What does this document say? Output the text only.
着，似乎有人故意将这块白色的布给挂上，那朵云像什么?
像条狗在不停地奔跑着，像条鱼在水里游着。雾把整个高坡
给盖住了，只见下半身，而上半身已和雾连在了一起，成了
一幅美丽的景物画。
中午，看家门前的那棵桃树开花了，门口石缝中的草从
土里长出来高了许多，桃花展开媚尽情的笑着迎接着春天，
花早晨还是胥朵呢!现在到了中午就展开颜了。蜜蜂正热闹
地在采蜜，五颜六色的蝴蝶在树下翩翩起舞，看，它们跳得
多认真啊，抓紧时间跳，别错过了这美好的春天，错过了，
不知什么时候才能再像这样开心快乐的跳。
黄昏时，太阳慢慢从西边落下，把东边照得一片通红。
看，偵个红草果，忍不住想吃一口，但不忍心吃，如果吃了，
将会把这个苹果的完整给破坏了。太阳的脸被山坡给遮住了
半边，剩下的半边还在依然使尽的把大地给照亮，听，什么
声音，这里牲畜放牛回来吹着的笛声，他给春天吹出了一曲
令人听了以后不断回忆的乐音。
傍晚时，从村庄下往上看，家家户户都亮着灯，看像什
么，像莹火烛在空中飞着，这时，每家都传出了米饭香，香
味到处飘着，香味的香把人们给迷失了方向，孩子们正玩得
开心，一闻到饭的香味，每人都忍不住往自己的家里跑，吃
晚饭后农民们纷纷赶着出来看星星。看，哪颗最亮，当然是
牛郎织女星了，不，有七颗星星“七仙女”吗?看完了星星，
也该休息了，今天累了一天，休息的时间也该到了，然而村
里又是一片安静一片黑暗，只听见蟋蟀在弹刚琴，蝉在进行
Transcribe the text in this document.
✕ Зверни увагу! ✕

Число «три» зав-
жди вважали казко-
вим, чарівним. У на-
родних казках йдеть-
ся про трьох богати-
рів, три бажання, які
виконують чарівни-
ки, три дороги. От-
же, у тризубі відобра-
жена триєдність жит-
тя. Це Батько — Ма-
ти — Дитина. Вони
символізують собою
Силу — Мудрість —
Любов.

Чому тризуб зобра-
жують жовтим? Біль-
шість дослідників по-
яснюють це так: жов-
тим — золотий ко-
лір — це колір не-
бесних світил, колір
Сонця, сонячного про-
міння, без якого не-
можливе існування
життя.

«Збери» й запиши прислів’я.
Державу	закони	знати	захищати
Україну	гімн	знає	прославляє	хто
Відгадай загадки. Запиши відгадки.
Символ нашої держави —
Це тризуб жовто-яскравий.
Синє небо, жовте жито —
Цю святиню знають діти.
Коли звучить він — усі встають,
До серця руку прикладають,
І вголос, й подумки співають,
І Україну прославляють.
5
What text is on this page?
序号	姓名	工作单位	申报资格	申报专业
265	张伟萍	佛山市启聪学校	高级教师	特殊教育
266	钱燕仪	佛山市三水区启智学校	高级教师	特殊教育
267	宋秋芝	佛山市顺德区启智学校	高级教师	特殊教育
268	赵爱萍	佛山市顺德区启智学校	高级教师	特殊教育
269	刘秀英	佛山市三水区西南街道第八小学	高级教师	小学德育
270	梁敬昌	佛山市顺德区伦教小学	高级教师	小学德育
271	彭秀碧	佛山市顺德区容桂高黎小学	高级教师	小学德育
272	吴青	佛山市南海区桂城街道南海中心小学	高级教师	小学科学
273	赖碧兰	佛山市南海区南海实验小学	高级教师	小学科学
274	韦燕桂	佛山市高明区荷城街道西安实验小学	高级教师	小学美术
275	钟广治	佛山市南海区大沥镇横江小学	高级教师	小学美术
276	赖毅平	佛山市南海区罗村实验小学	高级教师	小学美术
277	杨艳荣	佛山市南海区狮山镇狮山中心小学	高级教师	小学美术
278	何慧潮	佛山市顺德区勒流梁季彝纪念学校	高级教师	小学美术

**AIM OF THE EXERCISE:** Search the data above for the string "小学科学" and copy each line that has it.

**RESULT FOR THIS TASK:**
272	吴青	佛山市南海区桂城街道南海中心小学	高级教师	小学科学
273	赖碧兰	佛山市南海区南海实验小学	高级教师	小学科学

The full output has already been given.